• Saved entries
● ● ● ● ● ● ●

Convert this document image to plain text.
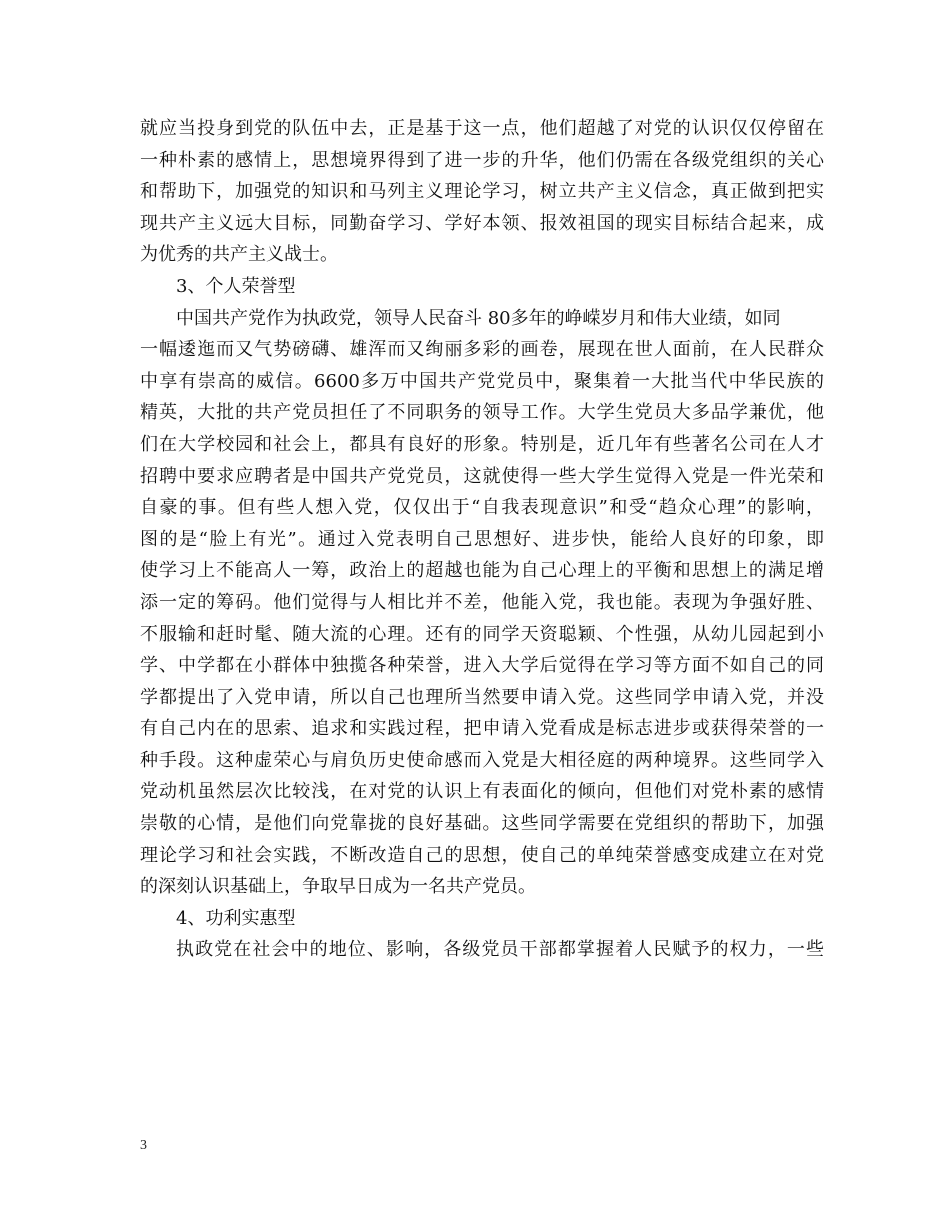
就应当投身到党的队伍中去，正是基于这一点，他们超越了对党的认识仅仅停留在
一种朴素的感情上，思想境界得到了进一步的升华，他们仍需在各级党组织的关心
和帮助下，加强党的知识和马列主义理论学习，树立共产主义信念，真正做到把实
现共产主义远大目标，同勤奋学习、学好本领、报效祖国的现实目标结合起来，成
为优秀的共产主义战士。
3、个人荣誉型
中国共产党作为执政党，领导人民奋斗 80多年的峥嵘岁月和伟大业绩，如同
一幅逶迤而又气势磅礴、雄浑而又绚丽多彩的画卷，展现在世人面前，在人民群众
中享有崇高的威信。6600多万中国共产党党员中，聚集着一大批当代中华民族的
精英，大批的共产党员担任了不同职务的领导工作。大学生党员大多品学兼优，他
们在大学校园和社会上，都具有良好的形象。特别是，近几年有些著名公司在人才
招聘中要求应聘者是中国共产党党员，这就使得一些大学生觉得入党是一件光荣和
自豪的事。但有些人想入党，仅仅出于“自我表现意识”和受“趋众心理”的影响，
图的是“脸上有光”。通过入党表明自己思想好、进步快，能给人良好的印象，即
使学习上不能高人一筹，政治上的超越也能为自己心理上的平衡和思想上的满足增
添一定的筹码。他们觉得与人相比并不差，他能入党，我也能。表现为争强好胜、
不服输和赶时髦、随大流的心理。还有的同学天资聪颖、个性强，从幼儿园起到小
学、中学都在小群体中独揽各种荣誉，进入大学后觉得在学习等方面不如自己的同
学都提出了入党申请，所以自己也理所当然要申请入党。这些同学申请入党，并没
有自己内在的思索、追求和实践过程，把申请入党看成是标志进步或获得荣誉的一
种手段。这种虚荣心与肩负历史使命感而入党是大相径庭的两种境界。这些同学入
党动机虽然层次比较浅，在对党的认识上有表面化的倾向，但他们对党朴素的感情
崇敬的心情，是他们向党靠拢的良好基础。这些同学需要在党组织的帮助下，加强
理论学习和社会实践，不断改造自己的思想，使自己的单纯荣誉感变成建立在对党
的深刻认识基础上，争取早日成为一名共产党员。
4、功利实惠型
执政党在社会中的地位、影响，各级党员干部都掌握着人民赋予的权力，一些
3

● ● ● ● ● ● ●

• Required task
Take the data above and repeat it exactly, leaving each picture out.

• Response to this exercise
Convert this document image to plain text.
就应当投身到党的队伍中去，正是基于这一点，他们超越了对党的认识仅仅停留在
一种朴素的感情上，思想境界得到了进一步的升华，他们仍需在各级党组织的关心
和帮助下，加强党的知识和马列主义理论学习，树立共产主义信念，真正做到把实
现共产主义远大目标，同勤奋学习、学好本领、报效祖国的现实目标结合起来，成
为优秀的共产主义战士。
3、个人荣誉型
中国共产党作为执政党，领导人民奋斗 80多年的峥嵘岁月和伟大业绩，如同
一幅逶迤而又气势磅礴、雄浑而又绚丽多彩的画卷，展现在世人面前，在人民群众
中享有崇高的威信。6600多万中国共产党党员中，聚集着一大批当代中华民族的
精英，大批的共产党员担任了不同职务的领导工作。大学生党员大多品学兼优，他
们在大学校园和社会上，都具有良好的形象。特别是，近几年有些著名公司在人才
招聘中要求应聘者是中国共产党党员，这就使得一些大学生觉得入党是一件光荣和
自豪的事。但有些人想入党，仅仅出于“自我表现意识”和受“趋众心理”的影响，
图的是“脸上有光”。通过入党表明自己思想好、进步快，能给人良好的印象，即
使学习上不能高人一筹，政治上的超越也能为自己心理上的平衡和思想上的满足增
添一定的筹码。他们觉得与人相比并不差，他能入党，我也能。表现为争强好胜、
不服输和赶时髦、随大流的心理。还有的同学天资聪颖、个性强，从幼儿园起到小
学、中学都在小群体中独揽各种荣誉，进入大学后觉得在学习等方面不如自己的同
学都提出了入党申请，所以自己也理所当然要申请入党。这些同学申请入党，并没
有自己内在的思索、追求和实践过程，把申请入党看成是标志进步或获得荣誉的一
种手段。这种虚荣心与肩负历史使命感而入党是大相径庭的两种境界。这些同学入
党动机虽然层次比较浅，在对党的认识上有表面化的倾向，但他们对党朴素的感情
崇敬的心情，是他们向党靠拢的良好基础。这些同学需要在党组织的帮助下，加强
理论学习和社会实践，不断改造自己的思想，使自己的单纯荣誉感变成建立在对党
的深刻认识基础上，争取早日成为一名共产党员。
4、功利实惠型
执政党在社会中的地位、影响，各级党员干部都掌握着人民赋予的权力，一些
3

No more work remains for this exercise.